======== DATA IN THIS EXERCISE ========
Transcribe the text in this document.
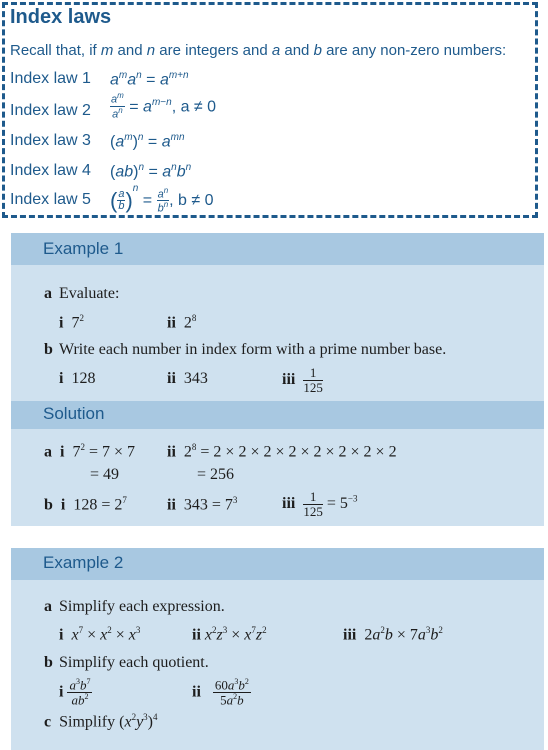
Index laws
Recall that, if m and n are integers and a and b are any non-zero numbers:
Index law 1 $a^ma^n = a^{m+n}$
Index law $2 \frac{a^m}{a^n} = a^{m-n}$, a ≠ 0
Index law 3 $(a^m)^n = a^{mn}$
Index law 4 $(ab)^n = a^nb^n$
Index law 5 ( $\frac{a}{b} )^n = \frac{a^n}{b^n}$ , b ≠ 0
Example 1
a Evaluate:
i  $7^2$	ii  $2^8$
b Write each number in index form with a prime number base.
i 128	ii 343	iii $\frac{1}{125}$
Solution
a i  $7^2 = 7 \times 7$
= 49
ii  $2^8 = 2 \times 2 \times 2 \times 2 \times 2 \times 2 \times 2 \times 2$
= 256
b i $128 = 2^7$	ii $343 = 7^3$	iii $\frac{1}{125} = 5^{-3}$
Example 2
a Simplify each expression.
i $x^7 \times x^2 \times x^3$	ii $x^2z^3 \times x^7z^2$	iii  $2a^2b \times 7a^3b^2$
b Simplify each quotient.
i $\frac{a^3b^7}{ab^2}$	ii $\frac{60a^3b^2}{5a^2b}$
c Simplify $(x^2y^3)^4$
========
======== DATA IN THIS EXERCISE ========
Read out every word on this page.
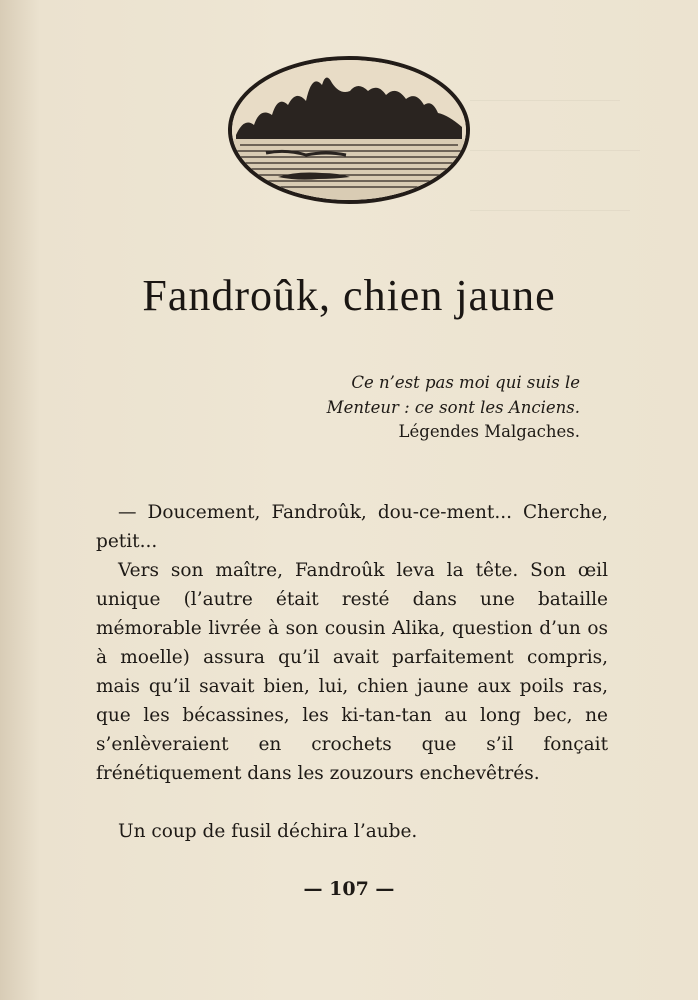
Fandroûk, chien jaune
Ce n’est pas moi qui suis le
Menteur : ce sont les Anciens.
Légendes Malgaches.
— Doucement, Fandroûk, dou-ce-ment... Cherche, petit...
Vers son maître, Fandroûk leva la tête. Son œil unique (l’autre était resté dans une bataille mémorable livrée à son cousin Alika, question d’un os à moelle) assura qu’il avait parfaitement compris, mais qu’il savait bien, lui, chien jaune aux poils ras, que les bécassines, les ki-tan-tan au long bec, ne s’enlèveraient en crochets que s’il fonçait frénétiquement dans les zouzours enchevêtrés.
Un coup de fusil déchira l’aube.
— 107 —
========
======== DATA IN THIS EXERCISE ========
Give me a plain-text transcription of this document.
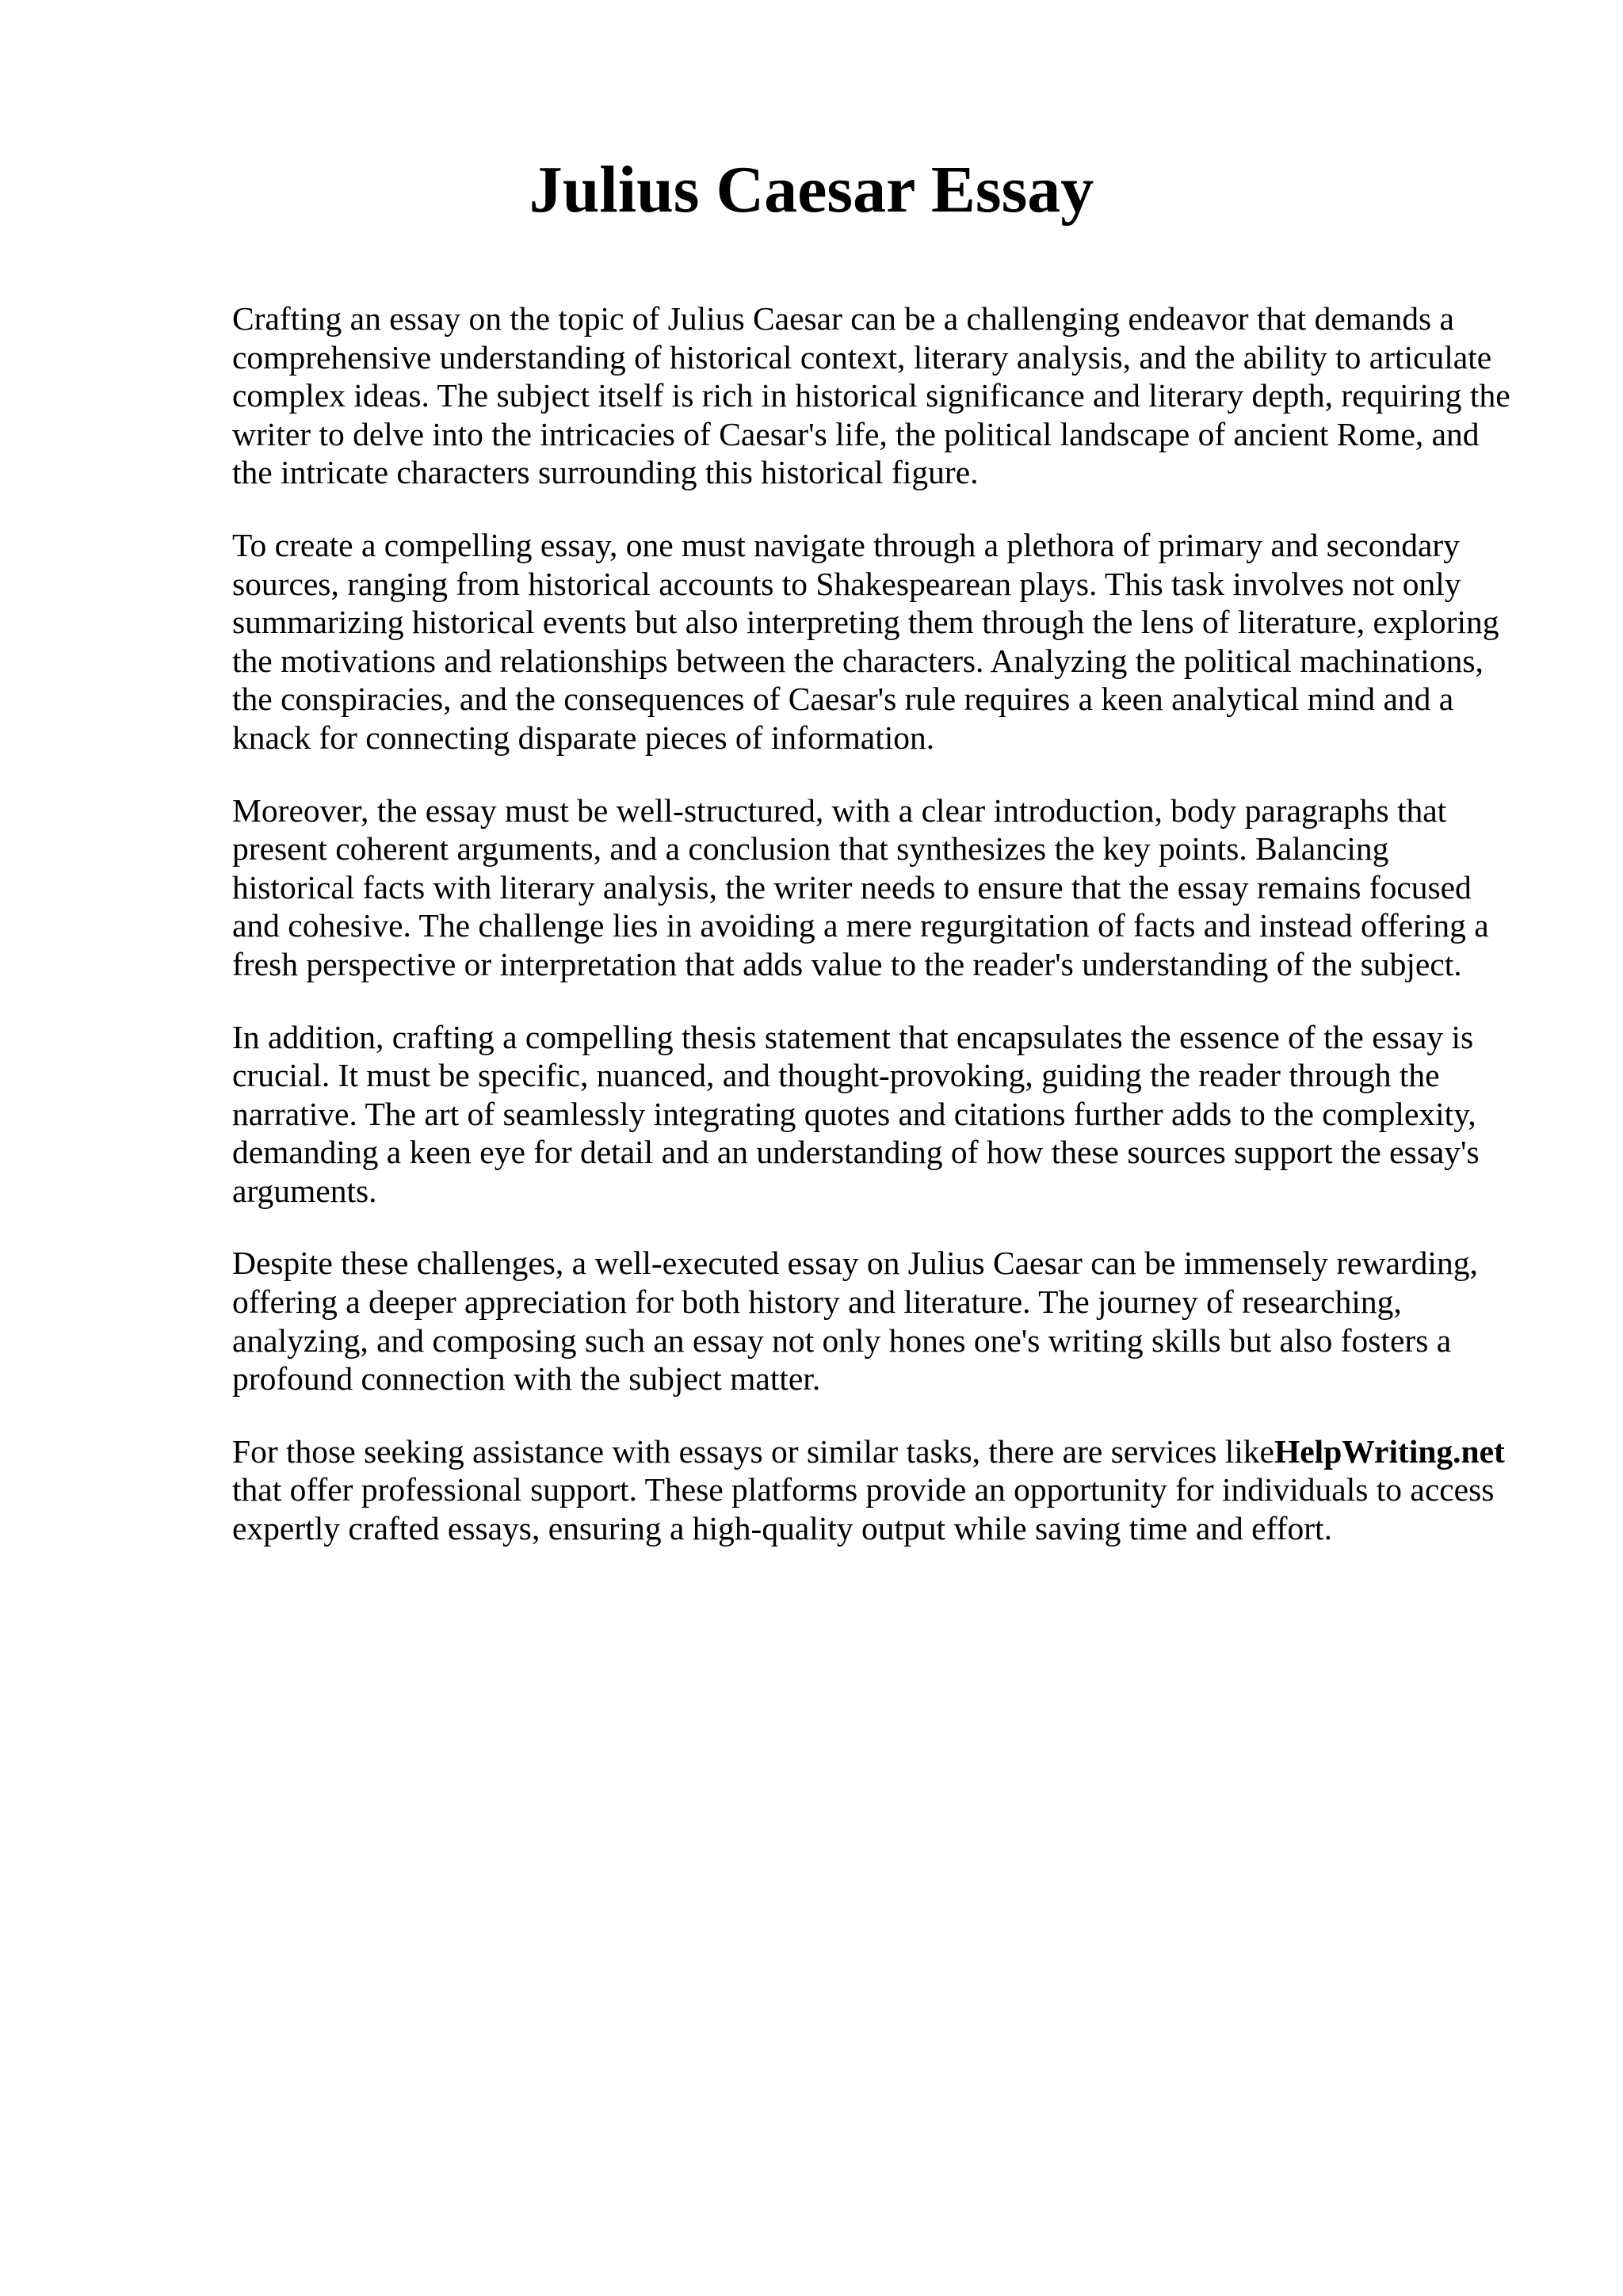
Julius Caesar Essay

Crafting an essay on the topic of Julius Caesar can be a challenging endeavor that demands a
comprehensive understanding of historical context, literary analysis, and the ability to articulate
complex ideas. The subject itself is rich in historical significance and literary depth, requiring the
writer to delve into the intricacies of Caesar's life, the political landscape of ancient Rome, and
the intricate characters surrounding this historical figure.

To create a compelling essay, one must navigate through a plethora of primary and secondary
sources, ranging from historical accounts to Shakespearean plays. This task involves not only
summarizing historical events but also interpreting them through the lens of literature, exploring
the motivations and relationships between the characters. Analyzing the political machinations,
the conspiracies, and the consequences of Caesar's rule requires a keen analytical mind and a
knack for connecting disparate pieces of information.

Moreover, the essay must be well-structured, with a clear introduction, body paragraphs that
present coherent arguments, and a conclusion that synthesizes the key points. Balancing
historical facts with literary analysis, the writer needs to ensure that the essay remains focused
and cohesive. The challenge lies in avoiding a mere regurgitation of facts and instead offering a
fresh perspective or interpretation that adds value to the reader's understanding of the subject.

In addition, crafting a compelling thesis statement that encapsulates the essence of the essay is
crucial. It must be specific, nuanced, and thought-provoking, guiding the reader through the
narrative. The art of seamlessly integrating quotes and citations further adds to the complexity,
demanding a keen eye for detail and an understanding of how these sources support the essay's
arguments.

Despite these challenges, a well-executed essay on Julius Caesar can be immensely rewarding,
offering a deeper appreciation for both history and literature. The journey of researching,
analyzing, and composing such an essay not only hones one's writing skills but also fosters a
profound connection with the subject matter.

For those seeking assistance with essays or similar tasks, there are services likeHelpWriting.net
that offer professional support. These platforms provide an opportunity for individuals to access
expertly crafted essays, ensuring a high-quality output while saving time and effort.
========
## [WRITTEN EXERCISE]
Out of the material above, select every line that holds the string "Fandroûk".

## [RESPONSE TO THIS TASK]
Fandroûk, chien jaune
— Doucement, Fandroûk, dou-ce-ment... Cherche, petit...
Vers son maître, Fandroûk leva la tête. Son œil unique (l’autre était resté dans une bataille mémorable livrée à son cousin Alika, question d’un os à moelle) assura qu’il avait parfaitement compris, mais qu’il savait bien, lui, chien jaune aux poils ras, que les bécassines, les ki-tan-tan au long bec, ne s’enlèveraient en crochets que s’il fonçait frénétiquement dans les zouzours enchevêtrés.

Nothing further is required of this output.